__What the task asks__. Can you restate the records below word for word?

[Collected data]
--- begin ---
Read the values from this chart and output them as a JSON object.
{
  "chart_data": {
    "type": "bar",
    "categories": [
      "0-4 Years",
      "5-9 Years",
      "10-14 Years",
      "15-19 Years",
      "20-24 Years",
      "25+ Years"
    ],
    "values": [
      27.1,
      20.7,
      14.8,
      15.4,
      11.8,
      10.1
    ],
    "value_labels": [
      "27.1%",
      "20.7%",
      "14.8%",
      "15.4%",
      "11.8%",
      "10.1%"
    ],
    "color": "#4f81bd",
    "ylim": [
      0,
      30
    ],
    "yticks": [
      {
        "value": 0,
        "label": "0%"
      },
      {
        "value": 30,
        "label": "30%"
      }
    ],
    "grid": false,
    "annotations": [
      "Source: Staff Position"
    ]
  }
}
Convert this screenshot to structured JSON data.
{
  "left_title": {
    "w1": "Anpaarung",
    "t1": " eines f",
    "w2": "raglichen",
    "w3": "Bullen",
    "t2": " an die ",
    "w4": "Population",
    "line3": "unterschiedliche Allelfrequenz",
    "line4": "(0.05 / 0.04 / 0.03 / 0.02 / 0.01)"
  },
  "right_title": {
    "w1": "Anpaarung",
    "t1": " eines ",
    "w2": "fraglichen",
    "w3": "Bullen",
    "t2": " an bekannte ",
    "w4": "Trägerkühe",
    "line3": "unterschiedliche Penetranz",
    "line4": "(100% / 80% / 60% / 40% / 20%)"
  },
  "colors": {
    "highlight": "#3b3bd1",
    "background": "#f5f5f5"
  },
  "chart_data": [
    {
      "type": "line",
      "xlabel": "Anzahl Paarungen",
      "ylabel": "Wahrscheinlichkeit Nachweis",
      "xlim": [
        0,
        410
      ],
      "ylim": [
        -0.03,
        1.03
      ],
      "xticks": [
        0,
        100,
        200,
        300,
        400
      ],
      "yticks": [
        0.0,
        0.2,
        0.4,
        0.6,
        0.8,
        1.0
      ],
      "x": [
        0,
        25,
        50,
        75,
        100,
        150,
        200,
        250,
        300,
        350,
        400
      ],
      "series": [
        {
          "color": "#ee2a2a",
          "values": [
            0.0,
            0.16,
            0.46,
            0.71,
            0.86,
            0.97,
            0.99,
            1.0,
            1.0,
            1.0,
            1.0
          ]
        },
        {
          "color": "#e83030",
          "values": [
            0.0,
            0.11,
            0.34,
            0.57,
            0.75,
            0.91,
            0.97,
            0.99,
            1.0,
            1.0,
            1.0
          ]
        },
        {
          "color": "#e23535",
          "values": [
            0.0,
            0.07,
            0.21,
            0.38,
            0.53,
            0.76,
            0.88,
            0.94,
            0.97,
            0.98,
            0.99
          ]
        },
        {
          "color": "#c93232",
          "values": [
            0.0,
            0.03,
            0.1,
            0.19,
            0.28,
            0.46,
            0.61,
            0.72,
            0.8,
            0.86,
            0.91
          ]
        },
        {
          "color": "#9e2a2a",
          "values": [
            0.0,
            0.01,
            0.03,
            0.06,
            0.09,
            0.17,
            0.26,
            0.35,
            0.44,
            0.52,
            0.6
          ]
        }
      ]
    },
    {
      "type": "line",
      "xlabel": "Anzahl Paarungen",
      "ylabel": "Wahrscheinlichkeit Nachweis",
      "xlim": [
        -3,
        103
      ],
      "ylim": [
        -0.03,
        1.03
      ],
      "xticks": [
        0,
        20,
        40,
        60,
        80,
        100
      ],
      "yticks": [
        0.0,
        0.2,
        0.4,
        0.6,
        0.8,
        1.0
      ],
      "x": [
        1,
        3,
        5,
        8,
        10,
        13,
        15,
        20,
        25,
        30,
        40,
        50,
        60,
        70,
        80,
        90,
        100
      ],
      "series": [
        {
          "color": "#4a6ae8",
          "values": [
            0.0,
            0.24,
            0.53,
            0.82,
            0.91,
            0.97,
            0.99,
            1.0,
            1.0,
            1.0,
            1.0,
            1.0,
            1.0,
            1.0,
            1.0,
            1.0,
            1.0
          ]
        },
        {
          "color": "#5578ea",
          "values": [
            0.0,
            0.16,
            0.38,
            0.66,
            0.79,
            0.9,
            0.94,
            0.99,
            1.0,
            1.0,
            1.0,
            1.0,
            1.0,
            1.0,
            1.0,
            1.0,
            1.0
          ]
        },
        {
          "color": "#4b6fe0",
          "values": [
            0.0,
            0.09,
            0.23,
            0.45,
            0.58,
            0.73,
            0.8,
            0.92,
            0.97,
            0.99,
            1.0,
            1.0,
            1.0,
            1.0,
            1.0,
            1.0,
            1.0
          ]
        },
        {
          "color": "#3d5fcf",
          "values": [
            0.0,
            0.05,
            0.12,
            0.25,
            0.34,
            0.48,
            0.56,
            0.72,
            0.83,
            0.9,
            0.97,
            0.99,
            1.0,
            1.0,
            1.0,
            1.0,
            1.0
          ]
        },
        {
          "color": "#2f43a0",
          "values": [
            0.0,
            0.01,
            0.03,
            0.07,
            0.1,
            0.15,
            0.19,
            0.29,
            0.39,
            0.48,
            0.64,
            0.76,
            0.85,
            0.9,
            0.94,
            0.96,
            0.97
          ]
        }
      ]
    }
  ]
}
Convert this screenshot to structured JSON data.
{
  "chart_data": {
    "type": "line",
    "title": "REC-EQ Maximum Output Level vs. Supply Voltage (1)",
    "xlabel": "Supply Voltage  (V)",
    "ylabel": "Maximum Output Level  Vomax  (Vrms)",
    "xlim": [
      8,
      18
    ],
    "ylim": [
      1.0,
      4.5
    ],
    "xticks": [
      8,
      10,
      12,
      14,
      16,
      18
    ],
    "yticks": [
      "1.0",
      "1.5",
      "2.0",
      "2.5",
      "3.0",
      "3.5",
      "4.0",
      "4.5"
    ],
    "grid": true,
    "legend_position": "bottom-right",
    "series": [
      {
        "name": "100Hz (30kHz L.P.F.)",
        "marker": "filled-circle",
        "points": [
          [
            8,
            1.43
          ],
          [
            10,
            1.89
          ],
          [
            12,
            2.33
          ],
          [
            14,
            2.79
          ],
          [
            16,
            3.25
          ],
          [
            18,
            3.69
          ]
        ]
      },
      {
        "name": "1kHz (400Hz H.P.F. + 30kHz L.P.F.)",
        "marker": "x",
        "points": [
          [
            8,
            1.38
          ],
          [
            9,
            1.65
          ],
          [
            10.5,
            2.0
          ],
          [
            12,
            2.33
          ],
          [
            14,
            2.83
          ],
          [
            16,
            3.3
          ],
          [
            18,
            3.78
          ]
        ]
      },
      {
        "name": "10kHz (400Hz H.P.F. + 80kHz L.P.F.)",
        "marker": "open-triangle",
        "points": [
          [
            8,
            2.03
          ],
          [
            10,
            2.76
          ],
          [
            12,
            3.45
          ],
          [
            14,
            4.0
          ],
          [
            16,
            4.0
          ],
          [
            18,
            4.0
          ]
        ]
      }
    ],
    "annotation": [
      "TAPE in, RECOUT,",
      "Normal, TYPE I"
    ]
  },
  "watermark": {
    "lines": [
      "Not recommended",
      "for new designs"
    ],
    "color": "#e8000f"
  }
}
--- end ---
__Output__.
Read the values from this chart and output them as a JSON object.
{
  "chart_data": {
    "type": "bar",
    "categories": [
      "0-4 Years",
      "5-9 Years",
      "10-14 Years",
      "15-19 Years",
      "20-24 Years",
      "25+ Years"
    ],
    "values": [
      27.1,
      20.7,
      14.8,
      15.4,
      11.8,
      10.1
    ],
    "value_labels": [
      "27.1%",
      "20.7%",
      "14.8%",
      "15.4%",
      "11.8%",
      "10.1%"
    ],
    "color": "#4f81bd",
    "ylim": [
      0,
      30
    ],
    "yticks": [
      {
        "value": 0,
        "label": "0%"
      },
      {
        "value": 30,
        "label": "30%"
      }
    ],
    "grid": false,
    "annotations": [
      "Source: Staff Position"
    ]
  }
}
Convert this screenshot to structured JSON data.
{
  "left_title": {
    "w1": "Anpaarung",
    "t1": " eines f",
    "w2": "raglichen",
    "w3": "Bullen",
    "t2": " an die ",
    "w4": "Population",
    "line3": "unterschiedliche Allelfrequenz",
    "line4": "(0.05 / 0.04 / 0.03 / 0.02 / 0.01)"
  },
  "right_title": {
    "w1": "Anpaarung",
    "t1": " eines ",
    "w2": "fraglichen",
    "w3": "Bullen",
    "t2": " an bekannte ",
    "w4": "Trägerkühe",
    "line3": "unterschiedliche Penetranz",
    "line4": "(100% / 80% / 60% / 40% / 20%)"
  },
  "colors": {
    "highlight": "#3b3bd1",
    "background": "#f5f5f5"
  },
  "chart_data": [
    {
      "type": "line",
      "xlabel": "Anzahl Paarungen",
      "ylabel": "Wahrscheinlichkeit Nachweis",
      "xlim": [
        0,
        410
      ],
      "ylim": [
        -0.03,
        1.03
      ],
      "xticks": [
        0,
        100,
        200,
        300,
        400
      ],
      "yticks": [
        0.0,
        0.2,
        0.4,
        0.6,
        0.8,
        1.0
      ],
      "x": [
        0,
        25,
        50,
        75,
        100,
        150,
        200,
        250,
        300,
        350,
        400
      ],
      "series": [
        {
          "color": "#ee2a2a",
          "values": [
            0.0,
            0.16,
            0.46,
            0.71,
            0.86,
            0.97,
            0.99,
            1.0,
            1.0,
            1.0,
            1.0
          ]
        },
        {
          "color": "#e83030",
          "values": [
            0.0,
            0.11,
            0.34,
            0.57,
            0.75,
            0.91,
            0.97,
            0.99,
            1.0,
            1.0,
            1.0
          ]
        },
        {
          "color": "#e23535",
          "values": [
            0.0,
            0.07,
            0.21,
            0.38,
            0.53,
            0.76,
            0.88,
            0.94,
            0.97,
            0.98,
            0.99
          ]
        },
        {
          "color": "#c93232",
          "values": [
            0.0,
            0.03,
            0.1,
            0.19,
            0.28,
            0.46,
            0.61,
            0.72,
            0.8,
            0.86,
            0.91
          ]
        },
        {
          "color": "#9e2a2a",
          "values": [
            0.0,
            0.01,
            0.03,
            0.06,
            0.09,
            0.17,
            0.26,
            0.35,
            0.44,
            0.52,
            0.6
          ]
        }
      ]
    },
    {
      "type": "line",
      "xlabel": "Anzahl Paarungen",
      "ylabel": "Wahrscheinlichkeit Nachweis",
      "xlim": [
        -3,
        103
      ],
      "ylim": [
        -0.03,
        1.03
      ],
      "xticks": [
        0,
        20,
        40,
        60,
        80,
        100
      ],
      "yticks": [
        0.0,
        0.2,
        0.4,
        0.6,
        0.8,
        1.0
      ],
      "x": [
        1,
        3,
        5,
        8,
        10,
        13,
        15,
        20,
        25,
        30,
        40,
        50,
        60,
        70,
        80,
        90,
        100
      ],
      "series": [
        {
          "color": "#4a6ae8",
          "values": [
            0.0,
            0.24,
            0.53,
            0.82,
            0.91,
            0.97,
            0.99,
            1.0,
            1.0,
            1.0,
            1.0,
            1.0,
            1.0,
            1.0,
            1.0,
            1.0,
            1.0
          ]
        },
        {
          "color": "#5578ea",
          "values": [
            0.0,
            0.16,
            0.38,
            0.66,
            0.79,
            0.9,
            0.94,
            0.99,
            1.0,
            1.0,
            1.0,
            1.0,
            1.0,
            1.0,
            1.0,
            1.0,
            1.0
          ]
        },
        {
          "color": "#4b6fe0",
          "values": [
            0.0,
            0.09,
            0.23,
            0.45,
            0.58,
            0.73,
            0.8,
            0.92,
            0.97,
            0.99,
            1.0,
            1.0,
            1.0,
            1.0,
            1.0,
            1.0,
            1.0
          ]
        },
        {
          "color": "#3d5fcf",
          "values": [
            0.0,
            0.05,
            0.12,
            0.25,
            0.34,
            0.48,
            0.56,
            0.72,
            0.83,
            0.9,
            0.97,
            0.99,
            1.0,
            1.0,
            1.0,
            1.0,
            1.0
          ]
        },
        {
          "color": "#2f43a0",
          "values": [
            0.0,
            0.01,
            0.03,
            0.07,
            0.1,
            0.15,
            0.19,
            0.29,
            0.39,
            0.48,
            0.64,
            0.76,
            0.85,
            0.9,
            0.94,
            0.96,
            0.97
          ]
        }
      ]
    }
  ]
}
Convert this screenshot to structured JSON data.
{
  "chart_data": {
    "type": "line",
    "title": "REC-EQ Maximum Output Level vs. Supply Voltage (1)",
    "xlabel": "Supply Voltage  (V)",
    "ylabel": "Maximum Output Level  Vomax  (Vrms)",
    "xlim": [
      8,
      18
    ],
    "ylim": [
      1.0,
      4.5
    ],
    "xticks": [
      8,
      10,
      12,
      14,
      16,
      18
    ],
    "yticks": [
      "1.0",
      "1.5",
      "2.0",
      "2.5",
      "3.0",
      "3.5",
      "4.0",
      "4.5"
    ],
    "grid": true,
    "legend_position": "bottom-right",
    "series": [
      {
        "name": "100Hz (30kHz L.P.F.)",
        "marker": "filled-circle",
        "points": [
          [
            8,
            1.43
          ],
          [
            10,
            1.89
          ],
          [
            12,
            2.33
          ],
          [
            14,
            2.79
          ],
          [
            16,
            3.25
          ],
          [
            18,
            3.69
          ]
        ]
      },
      {
        "name": "1kHz (400Hz H.P.F. + 30kHz L.P.F.)",
        "marker": "x",
        "points": [
          [
            8,
            1.38
          ],
          [
            9,
            1.65
          ],
          [
            10.5,
            2.0
          ],
          [
            12,
            2.33
          ],
          [
            14,
            2.83
          ],
          [
            16,
            3.3
          ],
          [
            18,
            3.78
          ]
        ]
      },
      {
        "name": "10kHz (400Hz H.P.F. + 80kHz L.P.F.)",
        "marker": "open-triangle",
        "points": [
          [
            8,
            2.03
          ],
          [
            10,
            2.76
          ],
          [
            12,
            3.45
          ],
          [
            14,
            4.0
          ],
          [
            16,
            4.0
          ],
          [
            18,
            4.0
          ]
        ]
      }
    ],
    "annotation": [
      "TAPE in, RECOUT,",
      "Normal, TYPE I"
    ]
  },
  "watermark": {
    "lines": [
      "Not recommended",
      "for new designs"
    ],
    "color": "#e8000f"
  }
}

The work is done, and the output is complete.